____ TASK DATA

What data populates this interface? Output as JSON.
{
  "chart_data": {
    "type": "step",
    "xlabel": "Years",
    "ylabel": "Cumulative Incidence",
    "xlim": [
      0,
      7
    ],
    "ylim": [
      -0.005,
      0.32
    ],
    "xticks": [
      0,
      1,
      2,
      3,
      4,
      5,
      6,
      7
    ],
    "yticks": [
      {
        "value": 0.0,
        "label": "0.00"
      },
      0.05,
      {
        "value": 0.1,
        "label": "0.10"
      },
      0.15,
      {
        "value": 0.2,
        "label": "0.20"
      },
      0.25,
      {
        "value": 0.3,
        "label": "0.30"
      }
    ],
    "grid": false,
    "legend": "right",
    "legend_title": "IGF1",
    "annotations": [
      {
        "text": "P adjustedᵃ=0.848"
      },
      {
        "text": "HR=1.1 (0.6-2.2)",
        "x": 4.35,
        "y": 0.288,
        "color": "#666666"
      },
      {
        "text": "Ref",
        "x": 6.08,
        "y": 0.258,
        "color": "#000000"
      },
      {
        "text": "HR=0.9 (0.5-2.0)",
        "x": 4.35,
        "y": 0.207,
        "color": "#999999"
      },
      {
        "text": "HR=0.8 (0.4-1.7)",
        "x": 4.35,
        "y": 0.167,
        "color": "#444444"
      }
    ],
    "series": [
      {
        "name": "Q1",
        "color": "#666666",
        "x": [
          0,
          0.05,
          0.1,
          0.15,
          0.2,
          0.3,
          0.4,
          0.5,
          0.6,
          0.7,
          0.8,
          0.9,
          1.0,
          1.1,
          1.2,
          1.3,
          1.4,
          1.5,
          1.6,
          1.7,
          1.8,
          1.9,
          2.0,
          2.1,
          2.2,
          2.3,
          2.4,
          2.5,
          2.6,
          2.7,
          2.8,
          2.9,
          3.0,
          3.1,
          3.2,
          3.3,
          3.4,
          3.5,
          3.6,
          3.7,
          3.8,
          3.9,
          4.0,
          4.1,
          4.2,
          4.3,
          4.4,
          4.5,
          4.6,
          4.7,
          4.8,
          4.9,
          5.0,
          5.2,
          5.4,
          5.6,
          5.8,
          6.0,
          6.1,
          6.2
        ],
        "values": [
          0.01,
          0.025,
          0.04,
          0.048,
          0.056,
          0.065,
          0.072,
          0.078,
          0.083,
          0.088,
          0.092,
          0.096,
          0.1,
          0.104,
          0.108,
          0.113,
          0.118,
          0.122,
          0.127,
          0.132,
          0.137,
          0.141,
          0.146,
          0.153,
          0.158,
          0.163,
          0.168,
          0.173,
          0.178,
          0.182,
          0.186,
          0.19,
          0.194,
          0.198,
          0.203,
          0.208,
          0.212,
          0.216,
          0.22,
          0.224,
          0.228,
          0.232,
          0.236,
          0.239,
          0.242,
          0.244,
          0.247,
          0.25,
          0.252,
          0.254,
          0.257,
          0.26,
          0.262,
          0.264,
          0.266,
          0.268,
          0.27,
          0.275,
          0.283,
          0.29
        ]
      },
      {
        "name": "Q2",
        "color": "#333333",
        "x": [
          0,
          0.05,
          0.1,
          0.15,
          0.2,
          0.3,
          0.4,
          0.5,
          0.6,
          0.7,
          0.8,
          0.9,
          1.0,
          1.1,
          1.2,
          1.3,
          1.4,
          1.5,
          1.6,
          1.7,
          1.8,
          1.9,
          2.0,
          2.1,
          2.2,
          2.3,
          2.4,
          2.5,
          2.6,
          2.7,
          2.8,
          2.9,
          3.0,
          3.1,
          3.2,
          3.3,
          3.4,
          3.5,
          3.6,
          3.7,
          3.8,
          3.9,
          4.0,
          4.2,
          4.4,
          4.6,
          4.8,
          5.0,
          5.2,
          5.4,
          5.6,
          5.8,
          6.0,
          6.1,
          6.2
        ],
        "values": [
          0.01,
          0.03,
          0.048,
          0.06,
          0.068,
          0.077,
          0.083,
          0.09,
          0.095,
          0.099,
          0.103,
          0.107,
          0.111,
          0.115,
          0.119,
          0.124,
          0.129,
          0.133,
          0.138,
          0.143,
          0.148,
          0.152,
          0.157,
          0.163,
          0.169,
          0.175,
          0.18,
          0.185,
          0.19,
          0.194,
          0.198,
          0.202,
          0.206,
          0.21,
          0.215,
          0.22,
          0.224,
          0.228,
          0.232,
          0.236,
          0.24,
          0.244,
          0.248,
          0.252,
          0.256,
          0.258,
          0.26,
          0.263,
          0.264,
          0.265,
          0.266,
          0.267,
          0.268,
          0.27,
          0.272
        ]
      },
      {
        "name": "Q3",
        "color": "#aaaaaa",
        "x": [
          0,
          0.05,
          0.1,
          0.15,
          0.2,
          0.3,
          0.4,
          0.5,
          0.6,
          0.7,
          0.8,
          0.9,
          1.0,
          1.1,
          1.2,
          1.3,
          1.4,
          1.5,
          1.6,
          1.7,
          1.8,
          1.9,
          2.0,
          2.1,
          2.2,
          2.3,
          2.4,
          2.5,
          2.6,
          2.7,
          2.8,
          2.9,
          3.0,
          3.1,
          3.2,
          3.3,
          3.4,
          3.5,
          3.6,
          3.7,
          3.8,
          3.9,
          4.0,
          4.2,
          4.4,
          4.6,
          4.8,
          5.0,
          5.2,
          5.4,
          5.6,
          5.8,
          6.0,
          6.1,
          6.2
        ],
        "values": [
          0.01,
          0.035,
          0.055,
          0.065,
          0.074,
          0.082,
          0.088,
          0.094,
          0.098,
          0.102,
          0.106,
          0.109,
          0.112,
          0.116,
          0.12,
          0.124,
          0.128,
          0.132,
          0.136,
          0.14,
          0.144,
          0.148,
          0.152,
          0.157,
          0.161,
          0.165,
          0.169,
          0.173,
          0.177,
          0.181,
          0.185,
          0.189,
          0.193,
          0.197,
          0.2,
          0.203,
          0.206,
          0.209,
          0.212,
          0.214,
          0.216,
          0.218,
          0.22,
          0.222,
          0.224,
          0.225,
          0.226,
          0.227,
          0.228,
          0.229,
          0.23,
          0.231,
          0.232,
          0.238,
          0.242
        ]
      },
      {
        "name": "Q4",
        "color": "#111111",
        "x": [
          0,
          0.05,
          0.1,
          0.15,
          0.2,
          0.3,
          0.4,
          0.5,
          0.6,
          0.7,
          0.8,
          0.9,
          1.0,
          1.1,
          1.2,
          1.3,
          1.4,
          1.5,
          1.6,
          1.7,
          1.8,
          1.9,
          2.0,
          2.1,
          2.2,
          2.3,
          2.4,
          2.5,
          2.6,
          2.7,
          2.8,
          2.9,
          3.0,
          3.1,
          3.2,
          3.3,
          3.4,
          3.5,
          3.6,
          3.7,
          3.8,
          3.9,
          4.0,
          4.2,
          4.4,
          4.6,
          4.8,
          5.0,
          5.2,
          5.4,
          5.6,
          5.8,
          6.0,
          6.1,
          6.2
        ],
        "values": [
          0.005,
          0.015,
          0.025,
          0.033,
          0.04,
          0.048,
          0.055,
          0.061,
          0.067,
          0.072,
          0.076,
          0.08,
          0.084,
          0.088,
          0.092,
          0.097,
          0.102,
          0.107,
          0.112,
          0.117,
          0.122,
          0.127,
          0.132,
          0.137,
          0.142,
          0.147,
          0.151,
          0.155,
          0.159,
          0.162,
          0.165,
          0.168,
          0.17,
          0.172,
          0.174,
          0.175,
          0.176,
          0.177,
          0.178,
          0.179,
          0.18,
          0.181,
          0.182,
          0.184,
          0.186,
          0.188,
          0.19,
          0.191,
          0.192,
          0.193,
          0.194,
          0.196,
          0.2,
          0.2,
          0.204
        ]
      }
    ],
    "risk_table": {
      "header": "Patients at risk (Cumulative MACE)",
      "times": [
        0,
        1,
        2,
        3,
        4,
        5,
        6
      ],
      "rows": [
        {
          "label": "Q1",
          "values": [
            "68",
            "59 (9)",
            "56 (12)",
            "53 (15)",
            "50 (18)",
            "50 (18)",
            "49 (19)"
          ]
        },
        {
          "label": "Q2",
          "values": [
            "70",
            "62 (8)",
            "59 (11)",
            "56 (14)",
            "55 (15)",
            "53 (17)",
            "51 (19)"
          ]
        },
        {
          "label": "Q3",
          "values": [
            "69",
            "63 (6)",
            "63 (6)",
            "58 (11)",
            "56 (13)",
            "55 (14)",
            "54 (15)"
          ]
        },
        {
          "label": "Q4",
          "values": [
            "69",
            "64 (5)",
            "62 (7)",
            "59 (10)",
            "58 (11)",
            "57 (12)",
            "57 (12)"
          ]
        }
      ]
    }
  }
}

________

Where does "color" occur in the data? Copy each line that has it.

*TASK RESULT*.
        "color": "#666666"
        "color": "#000000"
        "color": "#999999"
        "color": "#444444"
        "color": "#666666",
        "color": "#333333",
        "color": "#aaaaaa",
        "color": "#111111",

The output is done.